| WORK REQUIRED |
Repeat the listing that follows, character for character, minus the pictures.

| EXERCISE MATERIALS |
»»

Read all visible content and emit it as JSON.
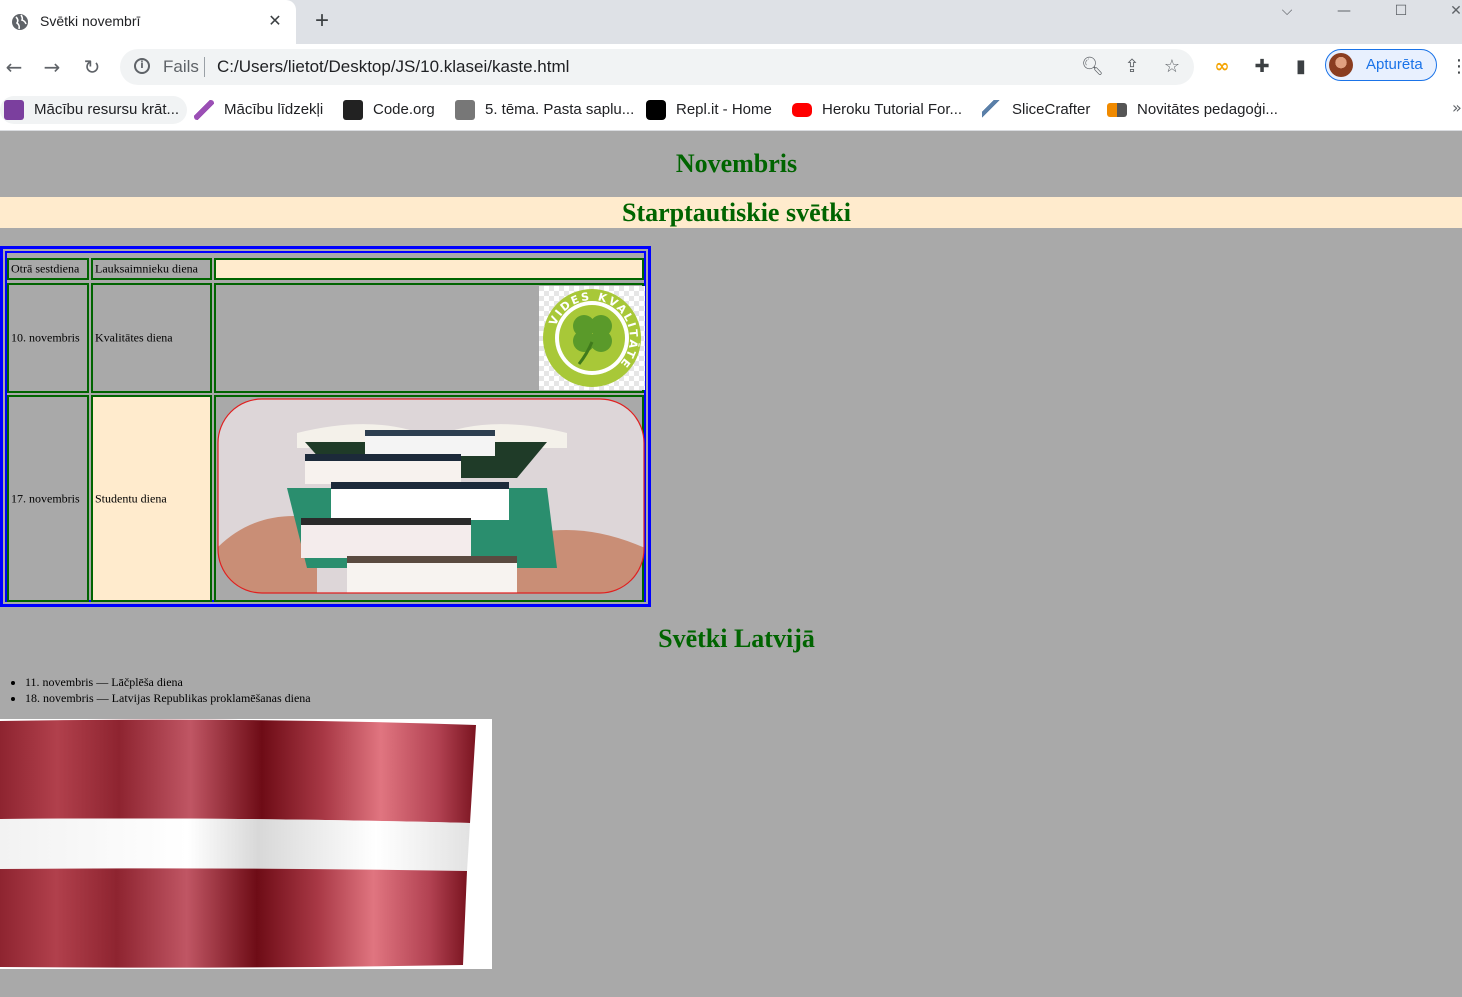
{
  "browser": {
    "tab_title": "Svētki novembrī",
    "address_prefix": "Fails",
    "url": "C:/Users/lietot/Desktop/JS/10.klasei/kaste.html",
    "profile_label": "Apturēta",
    "bookmarks": [
      "Mācību resursu krāt...",
      "Mācību līdzekļi",
      "Code.org",
      "5. tēma. Pasta saplu...",
      "Repl.it - Home",
      "Heroku Tutorial For...",
      "SliceCrafter",
      "Novitātes pedagoģi..."
    ]
  },
  "page": {
    "heading": "Novembris",
    "intl_heading": "Starptautiskie svētki",
    "table": {
      "row1": {
        "c1": "Otrā sestdiena",
        "c2": "Lauksaimnieku diena",
        "c3": ""
      },
      "row2": {
        "c1": "10. novembris",
        "c2": "Kvalitātes diena",
        "logo_text": "VIDES KVALITĀTE"
      },
      "row3": {
        "c1": "17. novembris",
        "c2": "Studentu diena"
      }
    },
    "lv_heading": "Svētki Latvijā",
    "lv_holidays": [
      "11. novembris — Lāčplēša diena",
      "18. novembris — Latvijas Republikas proklamēšanas diena"
    ]
  },
  "colors": {
    "page_bg": "#a9a9a9",
    "heading": "#006400",
    "highlight_bg": "#ffebcd",
    "table_outer_border": "#0000ff",
    "cell_border": "#006400",
    "flag_red": "#9e3039"
  }
}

««

| FINISHED ANSWER |
Read all visible content and emit it as JSON.
{
  "browser": {
    "tab_title": "Svētki novembrī",
    "address_prefix": "Fails",
    "url": "C:/Users/lietot/Desktop/JS/10.klasei/kaste.html",
    "profile_label": "Apturēta",
    "bookmarks": [
      "Mācību resursu krāt...",
      "Mācību līdzekļi",
      "Code.org",
      "5. tēma. Pasta saplu...",
      "Repl.it - Home",
      "Heroku Tutorial For...",
      "SliceCrafter",
      "Novitātes pedagoģi..."
    ]
  },
  "page": {
    "heading": "Novembris",
    "intl_heading": "Starptautiskie svētki",
    "table": {
      "row1": {
        "c1": "Otrā sestdiena",
        "c2": "Lauksaimnieku diena",
        "c3": ""
      },
      "row2": {
        "c1": "10. novembris",
        "c2": "Kvalitātes diena",
        "logo_text": "VIDES KVALITĀTE"
      },
      "row3": {
        "c1": "17. novembris",
        "c2": "Studentu diena"
      }
    },
    "lv_heading": "Svētki Latvijā",
    "lv_holidays": [
      "11. novembris — Lāčplēša diena",
      "18. novembris — Latvijas Republikas proklamēšanas diena"
    ]
  },
  "colors": {
    "page_bg": "#a9a9a9",
    "heading": "#006400",
    "highlight_bg": "#ffebcd",
    "table_outer_border": "#0000ff",
    "cell_border": "#006400",
    "flag_red": "#9e3039"
  }
}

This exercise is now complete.